REQUIREMENTS => In the data below, replace every "computer-icon" with "workstation-icon" and keep everything else unchanged. Leave the pictures out of your answer.

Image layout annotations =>
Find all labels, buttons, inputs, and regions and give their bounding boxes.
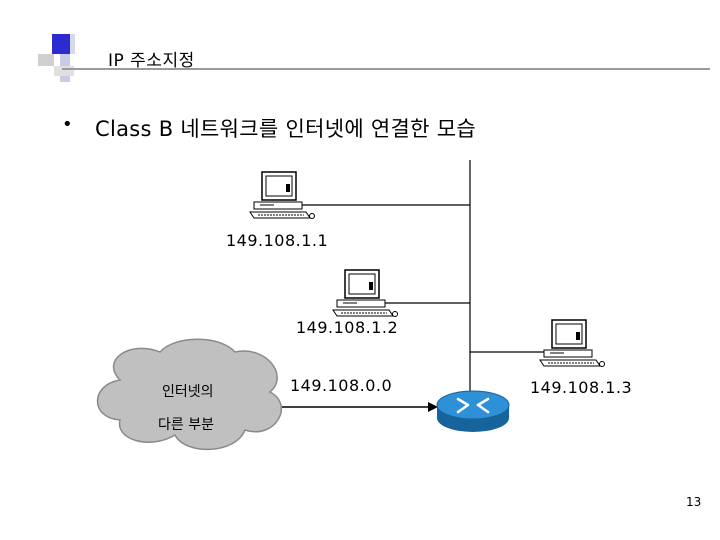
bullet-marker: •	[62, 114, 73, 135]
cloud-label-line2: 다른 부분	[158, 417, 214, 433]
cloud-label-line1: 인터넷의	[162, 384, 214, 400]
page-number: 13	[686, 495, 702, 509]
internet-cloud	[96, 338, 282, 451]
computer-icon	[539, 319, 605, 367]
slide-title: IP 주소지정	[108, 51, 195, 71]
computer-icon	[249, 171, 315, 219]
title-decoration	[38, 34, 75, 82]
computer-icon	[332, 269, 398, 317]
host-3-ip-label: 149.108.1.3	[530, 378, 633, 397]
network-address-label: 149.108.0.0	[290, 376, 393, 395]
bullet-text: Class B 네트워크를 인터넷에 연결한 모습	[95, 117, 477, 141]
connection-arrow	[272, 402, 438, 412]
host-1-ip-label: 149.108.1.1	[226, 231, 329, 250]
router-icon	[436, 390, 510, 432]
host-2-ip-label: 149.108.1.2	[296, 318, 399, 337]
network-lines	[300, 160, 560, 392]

WORKED ANSWER =>
Find all labels, buttons, inputs, and regions and give their bounding boxes.
bullet-marker: •	[62, 114, 73, 135]
cloud-label-line2: 다른 부분	[158, 417, 214, 433]
cloud-label-line1: 인터넷의	[162, 384, 214, 400]
page-number: 13	[686, 495, 702, 509]
internet-cloud	[96, 338, 282, 451]
workstation-icon	[539, 319, 605, 367]
slide-title: IP 주소지정	[108, 51, 195, 71]
workstation-icon	[249, 171, 315, 219]
title-decoration	[38, 34, 75, 82]
workstation-icon	[332, 269, 398, 317]
host-3-ip-label: 149.108.1.3	[530, 378, 633, 397]
network-address-label: 149.108.0.0	[290, 376, 393, 395]
bullet-text: Class B 네트워크를 인터넷에 연결한 모습	[95, 117, 477, 141]
connection-arrow	[272, 402, 438, 412]
host-1-ip-label: 149.108.1.1	[226, 231, 329, 250]
router-icon	[436, 390, 510, 432]
host-2-ip-label: 149.108.1.2	[296, 318, 399, 337]
network-lines	[300, 160, 560, 392]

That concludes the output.